------ RECORDS PROVIDED

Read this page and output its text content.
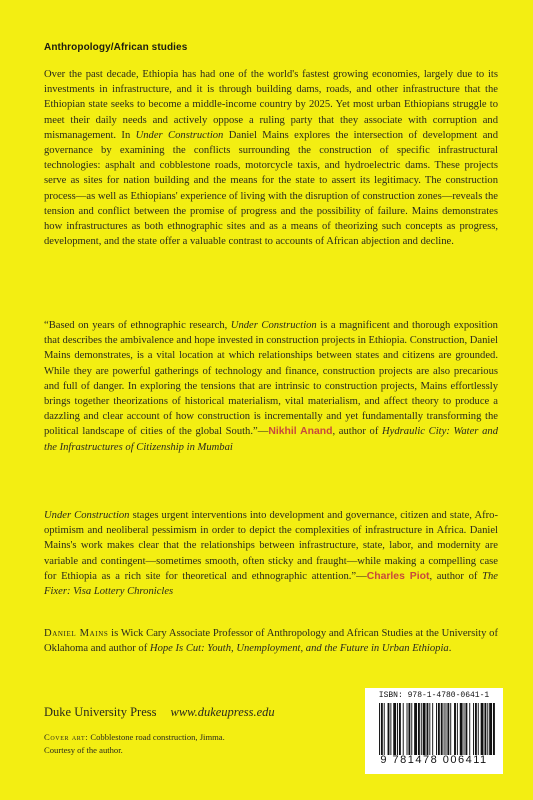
Anthropology/African studies

Over the past decade, Ethiopia has had one of the world's fastest growing economies, largely due to its investments in infrastructure, and it is through building dams, roads, and other infrastructure that the Ethiopian state seeks to become a middle-income country by 2025. Yet most urban Ethiopians struggle to meet their daily needs and actively oppose a ruling party that they associate with corruption and mismanagement. In Under Construction Daniel Mains explores the intersection of development and governance by examining the conflicts surrounding the construction of specific infrastructural technologies: asphalt and cobblestone roads, motorcycle taxis, and hydroelectric dams. These projects serve as sites for nation building and the means for the state to assert its legitimacy. The construction process—as well as Ethiopians' experience of living with the disruption of construction zones—reveals the tension and conflict between the promise of progress and the possibility of failure. Mains demonstrates how infrastructures as both ethnographic sites and as a means of theorizing such concepts as progress, development, and the state offer a valuable contrast to accounts of African abjection and decline.

“Based on years of ethnographic research, Under Construction is a magnificent and thorough exposition that describes the ambivalence and hope invested in construction projects in Ethiopia. Construction, Daniel Mains demonstrates, is a vital location at which relationships between states and citizens are grounded. While they are powerful gatherings of technology and finance, construction projects are also precarious and full of danger. In exploring the tensions that are intrinsic to construction projects, Mains effortlessly brings together theorizations of historical materialism, vital materialism, and affect theory to produce a dazzling and clear account of how construction is incrementally and yet fundamentally transforming the political landscape of cities of the global South.”—Nikhil Anand, author of Hydraulic City: Water and the Infrastructures of Citizenship in Mumbai

Under Construction stages urgent interventions into development and governance, citizen and state, Afro-optimism and neoliberal pessimism in order to depict the complexities of infrastructure in Africa. Daniel Mains's work makes clear that the relationships between infrastructure, state, labor, and modernity are variable and contingent—sometimes smooth, often sticky and fraught—while making a compelling case for Ethiopia as a rich site for theoretical and ethnographic attention.”—Charles Piot, author of The Fixer: Visa Lottery Chronicles

Daniel Mains is Wick Cary Associate Professor of Anthropology and African Studies at the University of Oklahoma and author of Hope Is Cut: Youth, Unemployment, and the Future in Urban Ethiopia.

Duke University Press www.dukeupress.edu
Cover art: Cobblestone road construction, Jimma.
Courtesy of the author.
ISBN: 978-1-4780-0641-1
9 781478 006411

------------

**REQUIRED TASK**:
Output the data above without changes, apart from leaving out the pictures.

**WRITTEN RESPONSE**:
Read this page and output its text content.
Anthropology/African studies

Over the past decade, Ethiopia has had one of the world's fastest growing economies, largely due to its investments in infrastructure, and it is through building dams, roads, and other infrastructure that the Ethiopian state seeks to become a middle-income country by 2025. Yet most urban Ethiopians struggle to meet their daily needs and actively oppose a ruling party that they associate with corruption and mismanagement. In Under Construction Daniel Mains explores the intersection of development and governance by examining the conflicts surrounding the construction of specific infrastructural technologies: asphalt and cobblestone roads, motorcycle taxis, and hydroelectric dams. These projects serve as sites for nation building and the means for the state to assert its legitimacy. The construction process—as well as Ethiopians' experience of living with the disruption of construction zones—reveals the tension and conflict between the promise of progress and the possibility of failure. Mains demonstrates how infrastructures as both ethnographic sites and as a means of theorizing such concepts as progress, development, and the state offer a valuable contrast to accounts of African abjection and decline.

“Based on years of ethnographic research, Under Construction is a magnificent and thorough exposition that describes the ambivalence and hope invested in construction projects in Ethiopia. Construction, Daniel Mains demonstrates, is a vital location at which relationships between states and citizens are grounded. While they are powerful gatherings of technology and finance, construction projects are also precarious and full of danger. In exploring the tensions that are intrinsic to construction projects, Mains effortlessly brings together theorizations of historical materialism, vital materialism, and affect theory to produce a dazzling and clear account of how construction is incrementally and yet fundamentally transforming the political landscape of cities of the global South.”—Nikhil Anand, author of Hydraulic City: Water and the Infrastructures of Citizenship in Mumbai

Under Construction stages urgent interventions into development and governance, citizen and state, Afro-optimism and neoliberal pessimism in order to depict the complexities of infrastructure in Africa. Daniel Mains's work makes clear that the relationships between infrastructure, state, labor, and modernity are variable and contingent—sometimes smooth, often sticky and fraught—while making a compelling case for Ethiopia as a rich site for theoretical and ethnographic attention.”—Charles Piot, author of The Fixer: Visa Lottery Chronicles

Daniel Mains is Wick Cary Associate Professor of Anthropology and African Studies at the University of Oklahoma and author of Hope Is Cut: Youth, Unemployment, and the Future in Urban Ethiopia.

Duke University Press www.dukeupress.edu
Cover art: Cobblestone road construction, Jimma.
Courtesy of the author.
ISBN: 978-1-4780-0641-1
9 781478 006411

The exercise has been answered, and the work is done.